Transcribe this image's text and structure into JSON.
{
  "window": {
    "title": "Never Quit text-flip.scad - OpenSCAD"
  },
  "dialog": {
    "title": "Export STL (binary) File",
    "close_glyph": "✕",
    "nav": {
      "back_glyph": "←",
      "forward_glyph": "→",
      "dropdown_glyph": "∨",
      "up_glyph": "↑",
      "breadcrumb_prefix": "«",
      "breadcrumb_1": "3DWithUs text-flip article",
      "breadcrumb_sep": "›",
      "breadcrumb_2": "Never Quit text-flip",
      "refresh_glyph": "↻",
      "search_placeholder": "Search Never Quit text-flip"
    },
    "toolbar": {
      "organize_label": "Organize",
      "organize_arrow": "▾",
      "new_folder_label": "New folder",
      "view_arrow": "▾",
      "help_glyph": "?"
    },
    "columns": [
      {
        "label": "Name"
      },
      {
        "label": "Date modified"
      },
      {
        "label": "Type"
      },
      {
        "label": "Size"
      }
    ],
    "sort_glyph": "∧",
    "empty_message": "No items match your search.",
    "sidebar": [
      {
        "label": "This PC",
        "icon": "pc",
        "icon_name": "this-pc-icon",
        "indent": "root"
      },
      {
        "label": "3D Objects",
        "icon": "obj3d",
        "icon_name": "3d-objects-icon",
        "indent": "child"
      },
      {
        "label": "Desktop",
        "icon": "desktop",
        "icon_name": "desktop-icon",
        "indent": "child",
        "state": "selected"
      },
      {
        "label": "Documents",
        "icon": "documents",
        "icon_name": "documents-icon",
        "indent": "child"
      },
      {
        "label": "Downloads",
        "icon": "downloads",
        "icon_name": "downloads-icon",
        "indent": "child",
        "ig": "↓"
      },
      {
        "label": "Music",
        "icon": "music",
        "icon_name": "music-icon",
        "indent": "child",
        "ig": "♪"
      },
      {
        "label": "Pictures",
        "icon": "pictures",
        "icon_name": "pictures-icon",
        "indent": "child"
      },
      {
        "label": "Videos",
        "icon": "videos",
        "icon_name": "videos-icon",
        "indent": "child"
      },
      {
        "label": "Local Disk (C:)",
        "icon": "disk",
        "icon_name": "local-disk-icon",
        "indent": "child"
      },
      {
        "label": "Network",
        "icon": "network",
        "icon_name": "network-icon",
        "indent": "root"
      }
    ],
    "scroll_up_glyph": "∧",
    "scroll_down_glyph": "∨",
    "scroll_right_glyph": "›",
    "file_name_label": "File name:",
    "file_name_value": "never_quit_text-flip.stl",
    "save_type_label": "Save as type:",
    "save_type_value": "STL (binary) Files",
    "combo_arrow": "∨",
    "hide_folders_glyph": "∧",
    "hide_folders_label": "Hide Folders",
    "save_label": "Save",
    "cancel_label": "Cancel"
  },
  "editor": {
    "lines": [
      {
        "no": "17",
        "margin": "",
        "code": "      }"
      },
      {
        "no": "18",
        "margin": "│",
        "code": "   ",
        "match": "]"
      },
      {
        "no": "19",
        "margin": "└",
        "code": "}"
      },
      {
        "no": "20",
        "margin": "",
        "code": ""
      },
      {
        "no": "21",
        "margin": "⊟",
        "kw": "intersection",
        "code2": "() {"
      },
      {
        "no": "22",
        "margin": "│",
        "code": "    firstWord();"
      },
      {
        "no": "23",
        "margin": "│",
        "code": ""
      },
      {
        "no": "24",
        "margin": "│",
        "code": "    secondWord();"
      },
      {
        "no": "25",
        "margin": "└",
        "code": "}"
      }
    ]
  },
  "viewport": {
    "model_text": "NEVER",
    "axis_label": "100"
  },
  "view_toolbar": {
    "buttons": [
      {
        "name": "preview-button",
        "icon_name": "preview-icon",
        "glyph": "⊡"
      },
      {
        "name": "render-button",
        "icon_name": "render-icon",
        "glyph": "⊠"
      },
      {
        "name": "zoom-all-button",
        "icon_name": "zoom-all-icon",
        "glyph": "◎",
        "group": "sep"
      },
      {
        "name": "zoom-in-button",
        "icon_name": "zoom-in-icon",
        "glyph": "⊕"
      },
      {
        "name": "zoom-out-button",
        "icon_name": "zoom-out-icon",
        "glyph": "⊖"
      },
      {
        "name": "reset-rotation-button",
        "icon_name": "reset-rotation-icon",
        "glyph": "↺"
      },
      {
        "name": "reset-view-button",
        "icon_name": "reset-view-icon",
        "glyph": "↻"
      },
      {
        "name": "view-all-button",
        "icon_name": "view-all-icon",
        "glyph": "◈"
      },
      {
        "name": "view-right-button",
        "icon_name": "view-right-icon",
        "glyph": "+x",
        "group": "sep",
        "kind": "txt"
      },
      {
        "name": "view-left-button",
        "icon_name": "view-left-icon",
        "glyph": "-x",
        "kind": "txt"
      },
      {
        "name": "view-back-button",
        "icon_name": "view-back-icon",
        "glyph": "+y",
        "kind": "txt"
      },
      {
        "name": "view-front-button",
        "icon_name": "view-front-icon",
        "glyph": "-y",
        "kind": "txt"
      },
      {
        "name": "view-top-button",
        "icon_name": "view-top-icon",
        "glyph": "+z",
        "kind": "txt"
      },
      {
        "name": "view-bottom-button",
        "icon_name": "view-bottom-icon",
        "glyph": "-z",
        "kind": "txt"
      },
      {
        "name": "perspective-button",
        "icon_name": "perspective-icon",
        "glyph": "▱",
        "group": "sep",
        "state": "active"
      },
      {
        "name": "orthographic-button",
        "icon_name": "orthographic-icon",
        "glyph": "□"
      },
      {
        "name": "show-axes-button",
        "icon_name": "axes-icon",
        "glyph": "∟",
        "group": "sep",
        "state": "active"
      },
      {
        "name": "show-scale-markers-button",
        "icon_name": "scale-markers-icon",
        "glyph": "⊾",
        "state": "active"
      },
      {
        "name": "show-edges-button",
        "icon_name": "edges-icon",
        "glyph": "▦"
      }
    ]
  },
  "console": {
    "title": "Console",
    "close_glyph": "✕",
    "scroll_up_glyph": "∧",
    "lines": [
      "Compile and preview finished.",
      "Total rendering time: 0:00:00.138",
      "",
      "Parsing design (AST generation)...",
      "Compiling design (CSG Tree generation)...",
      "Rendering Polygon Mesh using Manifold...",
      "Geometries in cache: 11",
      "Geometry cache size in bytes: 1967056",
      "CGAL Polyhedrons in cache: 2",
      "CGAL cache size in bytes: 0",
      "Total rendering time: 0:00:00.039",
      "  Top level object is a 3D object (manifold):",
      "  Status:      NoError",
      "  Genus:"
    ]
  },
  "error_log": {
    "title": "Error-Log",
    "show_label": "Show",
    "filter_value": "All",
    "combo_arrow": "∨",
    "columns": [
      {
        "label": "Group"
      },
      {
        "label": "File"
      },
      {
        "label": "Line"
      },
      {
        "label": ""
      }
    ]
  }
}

TASK BRIEF — Reproduce each entry word for word.

ANSWER TO THE TASK —
Transcribe this image's text and structure into JSON.
{
  "window": {
    "title": "Never Quit text-flip.scad - OpenSCAD"
  },
  "dialog": {
    "title": "Export STL (binary) File",
    "close_glyph": "✕",
    "nav": {
      "back_glyph": "←",
      "forward_glyph": "→",
      "dropdown_glyph": "∨",
      "up_glyph": "↑",
      "breadcrumb_prefix": "«",
      "breadcrumb_1": "3DWithUs text-flip article",
      "breadcrumb_sep": "›",
      "breadcrumb_2": "Never Quit text-flip",
      "refresh_glyph": "↻",
      "search_placeholder": "Search Never Quit text-flip"
    },
    "toolbar": {
      "organize_label": "Organize",
      "organize_arrow": "▾",
      "new_folder_label": "New folder",
      "view_arrow": "▾",
      "help_glyph": "?"
    },
    "columns": [
      {
        "label": "Name"
      },
      {
        "label": "Date modified"
      },
      {
        "label": "Type"
      },
      {
        "label": "Size"
      }
    ],
    "sort_glyph": "∧",
    "empty_message": "No items match your search.",
    "sidebar": [
      {
        "label": "This PC",
        "icon": "pc",
        "icon_name": "this-pc-icon",
        "indent": "root"
      },
      {
        "label": "3D Objects",
        "icon": "obj3d",
        "icon_name": "3d-objects-icon",
        "indent": "child"
      },
      {
        "label": "Desktop",
        "icon": "desktop",
        "icon_name": "desktop-icon",
        "indent": "child",
        "state": "selected"
      },
      {
        "label": "Documents",
        "icon": "documents",
        "icon_name": "documents-icon",
        "indent": "child"
      },
      {
        "label": "Downloads",
        "icon": "downloads",
        "icon_name": "downloads-icon",
        "indent": "child",
        "ig": "↓"
      },
      {
        "label": "Music",
        "icon": "music",
        "icon_name": "music-icon",
        "indent": "child",
        "ig": "♪"
      },
      {
        "label": "Pictures",
        "icon": "pictures",
        "icon_name": "pictures-icon",
        "indent": "child"
      },
      {
        "label": "Videos",
        "icon": "videos",
        "icon_name": "videos-icon",
        "indent": "child"
      },
      {
        "label": "Local Disk (C:)",
        "icon": "disk",
        "icon_name": "local-disk-icon",
        "indent": "child"
      },
      {
        "label": "Network",
        "icon": "network",
        "icon_name": "network-icon",
        "indent": "root"
      }
    ],
    "scroll_up_glyph": "∧",
    "scroll_down_glyph": "∨",
    "scroll_right_glyph": "›",
    "file_name_label": "File name:",
    "file_name_value": "never_quit_text-flip.stl",
    "save_type_label": "Save as type:",
    "save_type_value": "STL (binary) Files",
    "combo_arrow": "∨",
    "hide_folders_glyph": "∧",
    "hide_folders_label": "Hide Folders",
    "save_label": "Save",
    "cancel_label": "Cancel"
  },
  "editor": {
    "lines": [
      {
        "no": "17",
        "margin": "",
        "code": "      }"
      },
      {
        "no": "18",
        "margin": "│",
        "code": "   ",
        "match": "]"
      },
      {
        "no": "19",
        "margin": "└",
        "code": "}"
      },
      {
        "no": "20",
        "margin": "",
        "code": ""
      },
      {
        "no": "21",
        "margin": "⊟",
        "kw": "intersection",
        "code2": "() {"
      },
      {
        "no": "22",
        "margin": "│",
        "code": "    firstWord();"
      },
      {
        "no": "23",
        "margin": "│",
        "code": ""
      },
      {
        "no": "24",
        "margin": "│",
        "code": "    secondWord();"
      },
      {
        "no": "25",
        "margin": "└",
        "code": "}"
      }
    ]
  },
  "viewport": {
    "model_text": "NEVER",
    "axis_label": "100"
  },
  "view_toolbar": {
    "buttons": [
      {
        "name": "preview-button",
        "icon_name": "preview-icon",
        "glyph": "⊡"
      },
      {
        "name": "render-button",
        "icon_name": "render-icon",
        "glyph": "⊠"
      },
      {
        "name": "zoom-all-button",
        "icon_name": "zoom-all-icon",
        "glyph": "◎",
        "group": "sep"
      },
      {
        "name": "zoom-in-button",
        "icon_name": "zoom-in-icon",
        "glyph": "⊕"
      },
      {
        "name": "zoom-out-button",
        "icon_name": "zoom-out-icon",
        "glyph": "⊖"
      },
      {
        "name": "reset-rotation-button",
        "icon_name": "reset-rotation-icon",
        "glyph": "↺"
      },
      {
        "name": "reset-view-button",
        "icon_name": "reset-view-icon",
        "glyph": "↻"
      },
      {
        "name": "view-all-button",
        "icon_name": "view-all-icon",
        "glyph": "◈"
      },
      {
        "name": "view-right-button",
        "icon_name": "view-right-icon",
        "glyph": "+x",
        "group": "sep",
        "kind": "txt"
      },
      {
        "name": "view-left-button",
        "icon_name": "view-left-icon",
        "glyph": "-x",
        "kind": "txt"
      },
      {
        "name": "view-back-button",
        "icon_name": "view-back-icon",
        "glyph": "+y",
        "kind": "txt"
      },
      {
        "name": "view-front-button",
        "icon_name": "view-front-icon",
        "glyph": "-y",
        "kind": "txt"
      },
      {
        "name": "view-top-button",
        "icon_name": "view-top-icon",
        "glyph": "+z",
        "kind": "txt"
      },
      {
        "name": "view-bottom-button",
        "icon_name": "view-bottom-icon",
        "glyph": "-z",
        "kind": "txt"
      },
      {
        "name": "perspective-button",
        "icon_name": "perspective-icon",
        "glyph": "▱",
        "group": "sep",
        "state": "active"
      },
      {
        "name": "orthographic-button",
        "icon_name": "orthographic-icon",
        "glyph": "□"
      },
      {
        "name": "show-axes-button",
        "icon_name": "axes-icon",
        "glyph": "∟",
        "group": "sep",
        "state": "active"
      },
      {
        "name": "show-scale-markers-button",
        "icon_name": "scale-markers-icon",
        "glyph": "⊾",
        "state": "active"
      },
      {
        "name": "show-edges-button",
        "icon_name": "edges-icon",
        "glyph": "▦"
      }
    ]
  },
  "console": {
    "title": "Console",
    "close_glyph": "✕",
    "scroll_up_glyph": "∧",
    "lines": [
      "Compile and preview finished.",
      "Total rendering time: 0:00:00.138",
      "",
      "Parsing design (AST generation)...",
      "Compiling design (CSG Tree generation)...",
      "Rendering Polygon Mesh using Manifold...",
      "Geometries in cache: 11",
      "Geometry cache size in bytes: 1967056",
      "CGAL Polyhedrons in cache: 2",
      "CGAL cache size in bytes: 0",
      "Total rendering time: 0:00:00.039",
      "  Top level object is a 3D object (manifold):",
      "  Status:      NoError",
      "  Genus:"
    ]
  },
  "error_log": {
    "title": "Error-Log",
    "show_label": "Show",
    "filter_value": "All",
    "combo_arrow": "∨",
    "columns": [
      {
        "label": "Group"
      },
      {
        "label": "File"
      },
      {
        "label": "Line"
      },
      {
        "label": ""
      }
    ]
  }
}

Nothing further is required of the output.